### EXERCISE
Repeat every line of the material, character for character.

### DATA LISTING
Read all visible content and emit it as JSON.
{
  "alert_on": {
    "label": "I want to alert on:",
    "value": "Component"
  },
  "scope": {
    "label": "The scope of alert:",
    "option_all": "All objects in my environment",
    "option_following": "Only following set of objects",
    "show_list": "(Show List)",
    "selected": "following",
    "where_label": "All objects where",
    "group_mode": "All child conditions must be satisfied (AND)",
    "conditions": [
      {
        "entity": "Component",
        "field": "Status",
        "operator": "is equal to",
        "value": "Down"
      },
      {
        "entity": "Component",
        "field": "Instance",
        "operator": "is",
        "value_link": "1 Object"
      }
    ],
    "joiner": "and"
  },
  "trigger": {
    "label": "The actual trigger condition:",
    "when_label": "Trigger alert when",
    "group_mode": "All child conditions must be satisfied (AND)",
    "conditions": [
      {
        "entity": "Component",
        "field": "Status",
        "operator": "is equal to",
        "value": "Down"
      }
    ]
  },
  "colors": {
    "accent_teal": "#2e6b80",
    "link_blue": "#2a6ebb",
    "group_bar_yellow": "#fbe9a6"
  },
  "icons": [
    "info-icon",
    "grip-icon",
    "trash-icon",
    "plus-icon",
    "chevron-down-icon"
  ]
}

### RESPONSE BELOW
Read all visible content and emit it as JSON.
{
  "alert_on": {
    "label": "I want to alert on:",
    "value": "Component"
  },
  "scope": {
    "label": "The scope of alert:",
    "option_all": "All objects in my environment",
    "option_following": "Only following set of objects",
    "show_list": "(Show List)",
    "selected": "following",
    "where_label": "All objects where",
    "group_mode": "All child conditions must be satisfied (AND)",
    "conditions": [
      {
        "entity": "Component",
        "field": "Status",
        "operator": "is equal to",
        "value": "Down"
      },
      {
        "entity": "Component",
        "field": "Instance",
        "operator": "is",
        "value_link": "1 Object"
      }
    ],
    "joiner": "and"
  },
  "trigger": {
    "label": "The actual trigger condition:",
    "when_label": "Trigger alert when",
    "group_mode": "All child conditions must be satisfied (AND)",
    "conditions": [
      {
        "entity": "Component",
        "field": "Status",
        "operator": "is equal to",
        "value": "Down"
      }
    ]
  },
  "colors": {
    "accent_teal": "#2e6b80",
    "link_blue": "#2a6ebb",
    "group_bar_yellow": "#fbe9a6"
  },
  "icons": [
    "info-icon",
    "grip-icon",
    "trash-icon",
    "plus-icon",
    "chevron-down-icon"
  ]
}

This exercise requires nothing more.